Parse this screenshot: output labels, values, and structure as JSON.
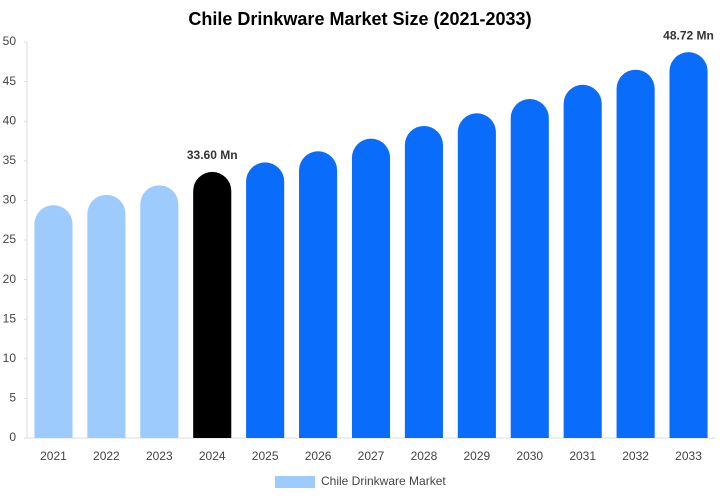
{
  "chart_data": {
    "type": "bar",
    "title": "Chile Drinkware Market Size (2021-2033)",
    "categories": [
      "2021",
      "2022",
      "2023",
      "2024",
      "2025",
      "2026",
      "2027",
      "2028",
      "2029",
      "2030",
      "2031",
      "2032",
      "2033"
    ],
    "series": [
      {
        "name": "Chile Drinkware Market",
        "color": "#9ecbfd",
        "values": [
          29.4,
          30.7,
          31.9,
          33.6,
          34.8,
          36.2,
          37.8,
          39.4,
          41.0,
          42.8,
          44.6,
          46.5,
          48.72
        ],
        "value_labels": [
          null,
          null,
          null,
          "33.60 Mn",
          null,
          null,
          null,
          null,
          null,
          null,
          null,
          null,
          "48.72 Mn"
        ],
        "colors": [
          "#9ecbfd",
          "#9ecbfd",
          "#9ecbfd",
          "#000000",
          "#0a6cfb",
          "#0a6cfb",
          "#0a6cfb",
          "#0a6cfb",
          "#0a6cfb",
          "#0a6cfb",
          "#0a6cfb",
          "#0a6cfb",
          "#0a6cfb"
        ]
      }
    ],
    "ylim": [
      0,
      50
    ],
    "yticks": [
      0,
      5,
      10,
      15,
      20,
      25,
      30,
      35,
      40,
      45,
      50
    ],
    "grid": false,
    "legend": "bottom"
  }
}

▶ _DIRECTION_: Print all of the entries word for word. Omit the pictures they contain.

▶ _RESULT OF THIS EXERCISE_:
Parse this screenshot: output labels, values, and structure as JSON.
{
  "chart_data": {
    "type": "bar",
    "title": "Chile Drinkware Market Size (2021-2033)",
    "categories": [
      "2021",
      "2022",
      "2023",
      "2024",
      "2025",
      "2026",
      "2027",
      "2028",
      "2029",
      "2030",
      "2031",
      "2032",
      "2033"
    ],
    "series": [
      {
        "name": "Chile Drinkware Market",
        "color": "#9ecbfd",
        "values": [
          29.4,
          30.7,
          31.9,
          33.6,
          34.8,
          36.2,
          37.8,
          39.4,
          41.0,
          42.8,
          44.6,
          46.5,
          48.72
        ],
        "value_labels": [
          null,
          null,
          null,
          "33.60 Mn",
          null,
          null,
          null,
          null,
          null,
          null,
          null,
          null,
          "48.72 Mn"
        ],
        "colors": [
          "#9ecbfd",
          "#9ecbfd",
          "#9ecbfd",
          "#000000",
          "#0a6cfb",
          "#0a6cfb",
          "#0a6cfb",
          "#0a6cfb",
          "#0a6cfb",
          "#0a6cfb",
          "#0a6cfb",
          "#0a6cfb",
          "#0a6cfb"
        ]
      }
    ],
    "ylim": [
      0,
      50
    ],
    "yticks": [
      0,
      5,
      10,
      15,
      20,
      25,
      30,
      35,
      40,
      45,
      50
    ],
    "grid": false,
    "legend": "bottom"
  }
}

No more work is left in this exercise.